# EXERCISE DIRECTIONS
Read the listing and extract each line that includes the word "same".

++++ INPUT DATA

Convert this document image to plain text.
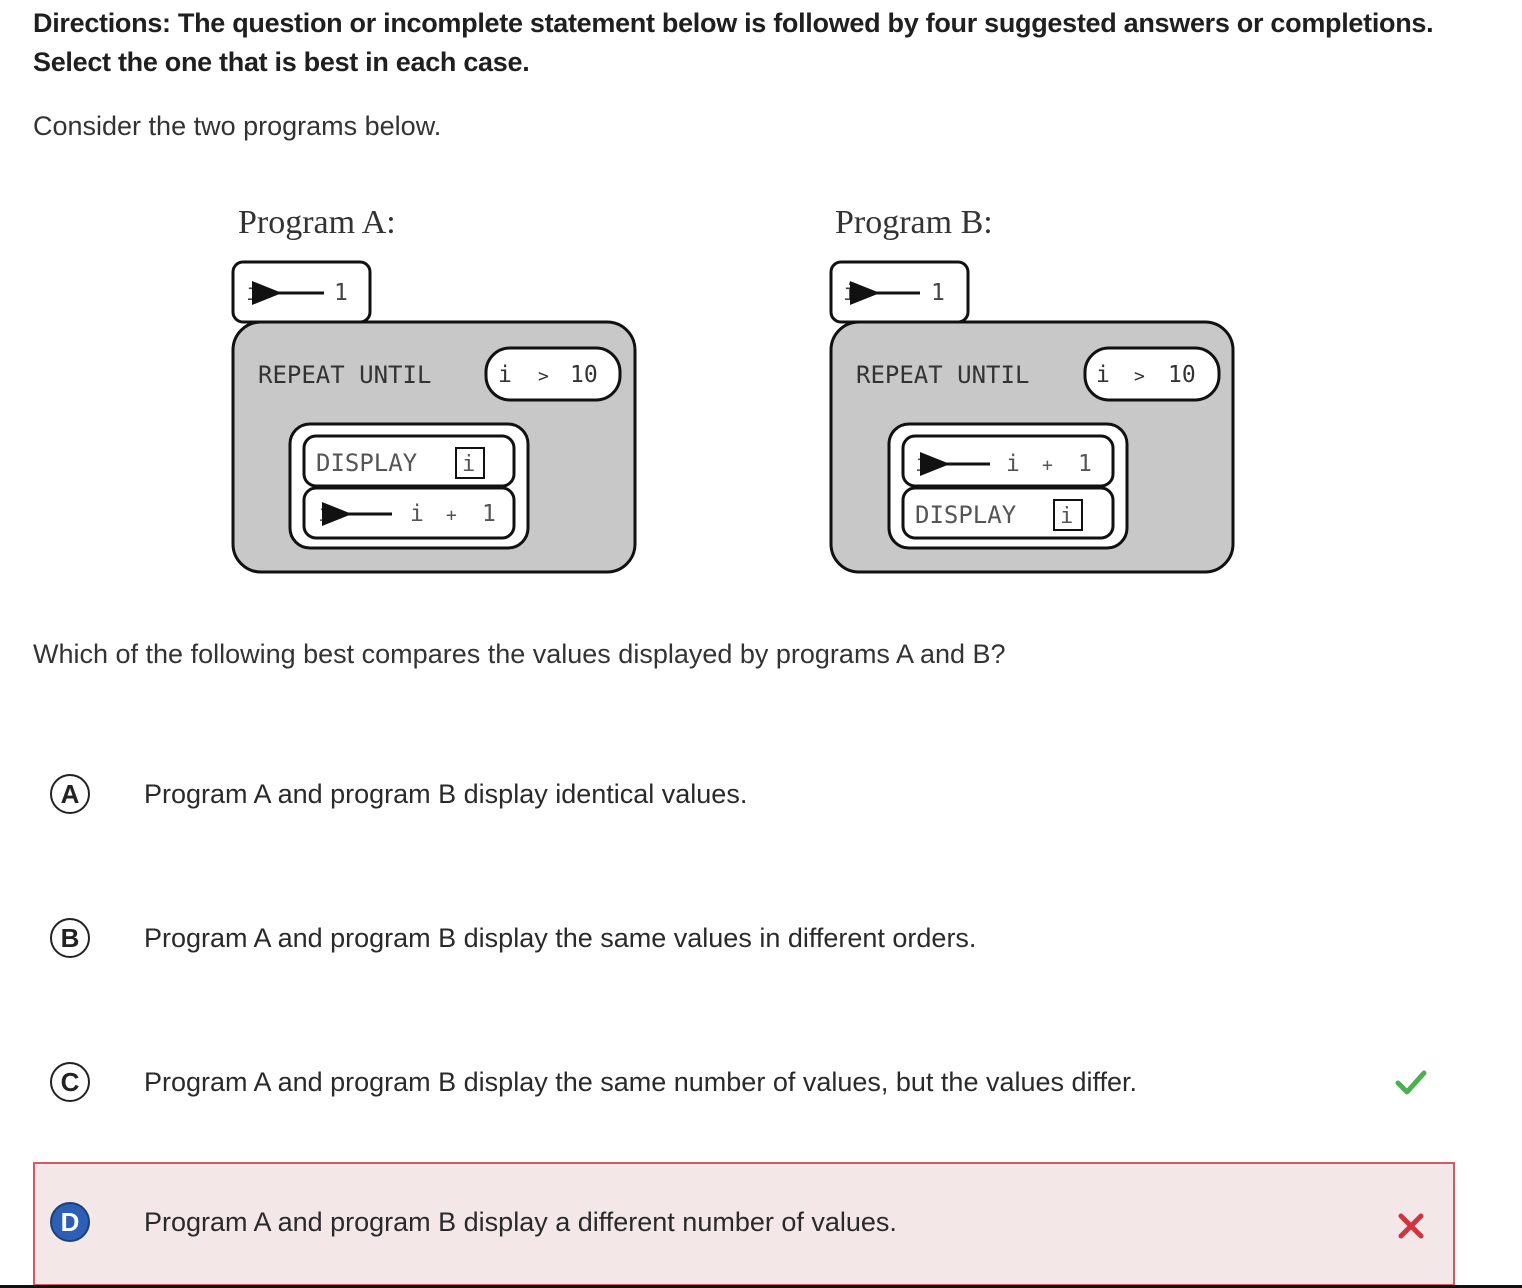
Directions: The question or incomplete statement below is followed by four suggested answers or completions. Select the one that is best in each case.
Consider the two programs below.
Program A:
i	1
REPEAT UNTIL	i > 10
DISPLAY i
i	i + 1
Program B:
i	1
REPEAT UNTIL	i > 10
i	i + 1
DISPLAY i
Which of the following best compares the values displayed by programs A and B?
A	Program A and program B display identical values.
B	Program A and program B display the same values in different orders.
C	Program A and program B display the same number of values, but the values differ.
D	Program A and program B display a different number of values.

++++++++

# SOLUTION TO THIS TASK
B	Program A and program B display the same values in different orders.
C	Program A and program B display the same number of values, but the values differ.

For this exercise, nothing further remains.